- **DATASET ENTRIES**:
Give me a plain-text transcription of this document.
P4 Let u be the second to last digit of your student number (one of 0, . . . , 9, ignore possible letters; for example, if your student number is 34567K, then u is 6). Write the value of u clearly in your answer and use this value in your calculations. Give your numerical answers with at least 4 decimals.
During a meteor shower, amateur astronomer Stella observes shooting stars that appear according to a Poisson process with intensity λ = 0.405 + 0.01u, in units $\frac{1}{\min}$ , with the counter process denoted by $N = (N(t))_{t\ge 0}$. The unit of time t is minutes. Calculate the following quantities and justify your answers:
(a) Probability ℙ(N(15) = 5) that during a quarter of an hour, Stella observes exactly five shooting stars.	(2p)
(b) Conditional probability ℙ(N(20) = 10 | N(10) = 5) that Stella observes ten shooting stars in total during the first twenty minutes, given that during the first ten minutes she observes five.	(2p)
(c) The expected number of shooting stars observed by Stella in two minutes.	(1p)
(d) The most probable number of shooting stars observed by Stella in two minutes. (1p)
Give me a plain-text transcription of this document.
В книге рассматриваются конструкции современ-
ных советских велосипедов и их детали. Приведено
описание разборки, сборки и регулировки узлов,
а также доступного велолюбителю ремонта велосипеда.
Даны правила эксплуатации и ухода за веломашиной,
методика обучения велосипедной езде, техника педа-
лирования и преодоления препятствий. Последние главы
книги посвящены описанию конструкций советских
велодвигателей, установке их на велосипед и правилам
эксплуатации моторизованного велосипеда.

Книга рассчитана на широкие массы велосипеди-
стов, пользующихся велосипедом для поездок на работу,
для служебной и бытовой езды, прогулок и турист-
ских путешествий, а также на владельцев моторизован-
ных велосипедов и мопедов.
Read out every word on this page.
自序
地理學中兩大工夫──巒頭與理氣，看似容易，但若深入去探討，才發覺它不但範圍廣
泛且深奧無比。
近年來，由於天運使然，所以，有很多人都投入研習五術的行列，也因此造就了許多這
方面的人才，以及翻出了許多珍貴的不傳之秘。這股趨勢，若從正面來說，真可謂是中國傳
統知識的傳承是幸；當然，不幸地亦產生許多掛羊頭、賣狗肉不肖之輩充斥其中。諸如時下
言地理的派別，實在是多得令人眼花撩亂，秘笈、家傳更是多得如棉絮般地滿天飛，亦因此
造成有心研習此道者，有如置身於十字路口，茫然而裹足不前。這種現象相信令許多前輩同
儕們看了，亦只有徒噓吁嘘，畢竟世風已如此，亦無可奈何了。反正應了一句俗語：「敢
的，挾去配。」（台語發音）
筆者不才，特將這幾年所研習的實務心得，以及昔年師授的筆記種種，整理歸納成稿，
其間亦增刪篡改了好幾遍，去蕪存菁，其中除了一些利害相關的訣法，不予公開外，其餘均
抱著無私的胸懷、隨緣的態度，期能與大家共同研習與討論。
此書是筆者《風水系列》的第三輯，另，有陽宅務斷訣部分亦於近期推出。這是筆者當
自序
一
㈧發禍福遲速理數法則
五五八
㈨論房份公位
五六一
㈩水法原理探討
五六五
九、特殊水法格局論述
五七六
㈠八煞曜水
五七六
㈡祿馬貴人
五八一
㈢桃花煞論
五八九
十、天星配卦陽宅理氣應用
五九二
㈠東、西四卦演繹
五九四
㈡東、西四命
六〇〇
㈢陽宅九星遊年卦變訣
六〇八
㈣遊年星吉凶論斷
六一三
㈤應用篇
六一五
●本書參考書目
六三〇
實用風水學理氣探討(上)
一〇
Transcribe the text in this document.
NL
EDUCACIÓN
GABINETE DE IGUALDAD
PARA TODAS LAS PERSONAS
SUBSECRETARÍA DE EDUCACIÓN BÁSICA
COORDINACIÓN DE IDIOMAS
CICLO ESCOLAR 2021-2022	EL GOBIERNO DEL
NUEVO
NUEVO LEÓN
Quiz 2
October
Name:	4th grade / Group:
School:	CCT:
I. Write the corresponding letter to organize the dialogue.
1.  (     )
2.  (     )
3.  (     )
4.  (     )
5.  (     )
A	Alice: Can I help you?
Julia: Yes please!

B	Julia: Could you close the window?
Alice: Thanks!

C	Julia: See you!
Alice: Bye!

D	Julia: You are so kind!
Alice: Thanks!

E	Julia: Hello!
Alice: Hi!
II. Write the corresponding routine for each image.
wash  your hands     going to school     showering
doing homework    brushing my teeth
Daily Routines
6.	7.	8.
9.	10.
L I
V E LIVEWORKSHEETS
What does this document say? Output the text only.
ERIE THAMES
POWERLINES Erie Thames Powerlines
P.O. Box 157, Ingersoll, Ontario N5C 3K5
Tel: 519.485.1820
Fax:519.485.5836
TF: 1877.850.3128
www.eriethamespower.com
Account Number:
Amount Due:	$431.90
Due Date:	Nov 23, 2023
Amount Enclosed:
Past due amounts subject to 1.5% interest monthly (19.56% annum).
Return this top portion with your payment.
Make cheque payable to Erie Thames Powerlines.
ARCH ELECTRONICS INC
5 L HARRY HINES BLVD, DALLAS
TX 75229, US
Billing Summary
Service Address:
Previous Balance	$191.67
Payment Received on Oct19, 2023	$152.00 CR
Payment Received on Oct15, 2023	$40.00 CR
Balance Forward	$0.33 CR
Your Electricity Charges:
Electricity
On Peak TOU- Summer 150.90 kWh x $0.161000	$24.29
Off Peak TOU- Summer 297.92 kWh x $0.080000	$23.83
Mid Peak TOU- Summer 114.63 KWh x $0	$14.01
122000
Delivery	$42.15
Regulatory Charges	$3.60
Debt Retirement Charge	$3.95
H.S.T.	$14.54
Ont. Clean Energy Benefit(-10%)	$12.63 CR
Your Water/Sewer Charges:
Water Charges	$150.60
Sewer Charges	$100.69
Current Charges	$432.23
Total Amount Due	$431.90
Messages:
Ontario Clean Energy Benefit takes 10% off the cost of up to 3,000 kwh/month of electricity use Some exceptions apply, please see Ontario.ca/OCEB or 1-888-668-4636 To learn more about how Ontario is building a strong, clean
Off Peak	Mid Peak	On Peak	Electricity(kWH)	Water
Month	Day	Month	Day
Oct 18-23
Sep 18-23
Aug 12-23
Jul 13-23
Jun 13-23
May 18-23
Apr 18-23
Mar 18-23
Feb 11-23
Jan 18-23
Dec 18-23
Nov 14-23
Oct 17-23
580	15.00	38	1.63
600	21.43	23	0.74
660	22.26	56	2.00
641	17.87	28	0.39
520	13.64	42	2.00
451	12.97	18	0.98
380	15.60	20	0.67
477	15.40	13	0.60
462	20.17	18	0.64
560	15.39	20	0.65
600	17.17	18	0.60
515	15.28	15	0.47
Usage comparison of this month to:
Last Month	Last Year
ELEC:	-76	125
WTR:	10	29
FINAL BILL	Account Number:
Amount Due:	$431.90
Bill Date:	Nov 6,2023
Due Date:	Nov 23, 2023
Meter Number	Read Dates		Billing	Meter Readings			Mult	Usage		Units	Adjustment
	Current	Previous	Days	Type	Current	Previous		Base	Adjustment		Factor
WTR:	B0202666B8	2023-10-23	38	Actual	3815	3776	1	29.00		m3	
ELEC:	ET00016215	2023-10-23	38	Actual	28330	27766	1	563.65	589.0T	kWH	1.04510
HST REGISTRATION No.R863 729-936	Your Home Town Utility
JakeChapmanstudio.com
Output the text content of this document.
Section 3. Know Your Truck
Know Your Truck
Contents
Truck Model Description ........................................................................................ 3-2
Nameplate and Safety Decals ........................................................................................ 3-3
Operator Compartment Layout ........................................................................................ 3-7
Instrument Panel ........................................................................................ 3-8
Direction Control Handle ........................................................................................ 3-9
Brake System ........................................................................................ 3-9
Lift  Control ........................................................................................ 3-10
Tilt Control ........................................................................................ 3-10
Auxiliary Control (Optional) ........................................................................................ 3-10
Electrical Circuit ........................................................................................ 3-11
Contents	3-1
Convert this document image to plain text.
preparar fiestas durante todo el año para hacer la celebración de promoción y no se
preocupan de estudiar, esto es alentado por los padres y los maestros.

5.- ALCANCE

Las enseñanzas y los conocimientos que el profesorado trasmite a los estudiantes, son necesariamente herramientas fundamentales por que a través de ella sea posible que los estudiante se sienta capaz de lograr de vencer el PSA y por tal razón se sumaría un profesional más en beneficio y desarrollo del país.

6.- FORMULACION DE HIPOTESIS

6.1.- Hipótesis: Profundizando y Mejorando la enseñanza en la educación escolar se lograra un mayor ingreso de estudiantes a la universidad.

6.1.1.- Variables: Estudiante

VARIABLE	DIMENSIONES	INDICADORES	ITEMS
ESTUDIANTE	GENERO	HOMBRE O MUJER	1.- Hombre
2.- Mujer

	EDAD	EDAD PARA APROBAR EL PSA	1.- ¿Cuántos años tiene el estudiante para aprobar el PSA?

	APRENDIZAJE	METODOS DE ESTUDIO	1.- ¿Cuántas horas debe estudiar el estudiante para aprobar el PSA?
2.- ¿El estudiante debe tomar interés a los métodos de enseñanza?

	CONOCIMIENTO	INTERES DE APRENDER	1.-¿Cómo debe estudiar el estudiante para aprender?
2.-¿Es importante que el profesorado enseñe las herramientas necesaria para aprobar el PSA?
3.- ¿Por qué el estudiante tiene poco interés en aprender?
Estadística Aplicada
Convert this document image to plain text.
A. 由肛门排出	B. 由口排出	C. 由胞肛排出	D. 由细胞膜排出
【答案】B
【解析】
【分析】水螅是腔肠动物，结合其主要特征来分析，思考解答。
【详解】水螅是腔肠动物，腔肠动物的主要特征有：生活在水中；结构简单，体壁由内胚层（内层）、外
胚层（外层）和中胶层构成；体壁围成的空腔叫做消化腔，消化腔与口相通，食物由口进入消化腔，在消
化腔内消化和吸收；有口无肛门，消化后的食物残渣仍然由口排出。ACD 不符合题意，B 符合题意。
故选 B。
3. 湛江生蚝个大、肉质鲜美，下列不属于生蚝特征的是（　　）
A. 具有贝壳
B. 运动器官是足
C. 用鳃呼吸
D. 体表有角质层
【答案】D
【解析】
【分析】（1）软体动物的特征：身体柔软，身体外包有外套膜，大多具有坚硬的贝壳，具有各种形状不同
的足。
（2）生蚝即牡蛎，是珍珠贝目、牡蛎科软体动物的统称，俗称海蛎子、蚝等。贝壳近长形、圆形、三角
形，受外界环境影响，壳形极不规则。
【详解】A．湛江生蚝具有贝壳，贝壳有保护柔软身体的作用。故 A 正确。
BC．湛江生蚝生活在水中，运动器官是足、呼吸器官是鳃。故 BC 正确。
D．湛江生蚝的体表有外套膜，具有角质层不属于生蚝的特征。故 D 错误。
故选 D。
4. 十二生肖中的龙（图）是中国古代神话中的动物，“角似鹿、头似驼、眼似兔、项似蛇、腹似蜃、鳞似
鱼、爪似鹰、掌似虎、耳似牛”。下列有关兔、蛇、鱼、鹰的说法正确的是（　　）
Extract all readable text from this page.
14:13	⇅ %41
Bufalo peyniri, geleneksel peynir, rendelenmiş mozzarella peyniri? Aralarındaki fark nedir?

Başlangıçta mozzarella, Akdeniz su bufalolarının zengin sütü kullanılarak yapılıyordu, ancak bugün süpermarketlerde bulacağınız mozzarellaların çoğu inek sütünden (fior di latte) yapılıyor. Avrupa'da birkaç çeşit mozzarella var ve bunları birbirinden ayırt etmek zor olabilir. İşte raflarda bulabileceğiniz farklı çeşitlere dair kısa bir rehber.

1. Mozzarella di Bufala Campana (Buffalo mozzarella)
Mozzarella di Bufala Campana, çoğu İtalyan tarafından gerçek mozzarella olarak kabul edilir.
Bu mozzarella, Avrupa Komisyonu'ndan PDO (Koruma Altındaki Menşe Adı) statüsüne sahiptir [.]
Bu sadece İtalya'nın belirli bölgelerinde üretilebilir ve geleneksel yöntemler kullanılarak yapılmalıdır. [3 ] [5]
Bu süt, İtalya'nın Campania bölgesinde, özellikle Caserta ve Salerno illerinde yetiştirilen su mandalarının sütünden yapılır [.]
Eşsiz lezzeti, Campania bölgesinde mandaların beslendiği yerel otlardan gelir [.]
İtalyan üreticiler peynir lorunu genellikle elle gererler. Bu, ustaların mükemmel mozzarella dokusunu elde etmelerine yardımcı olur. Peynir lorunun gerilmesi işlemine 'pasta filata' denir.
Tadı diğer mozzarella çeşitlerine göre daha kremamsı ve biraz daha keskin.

- **WRITTEN INSTRUCTION**: State how many lines in the records above contain the word "peynir", giving only the number.

- **RESPONSE TO THIS EXERCISE**: 2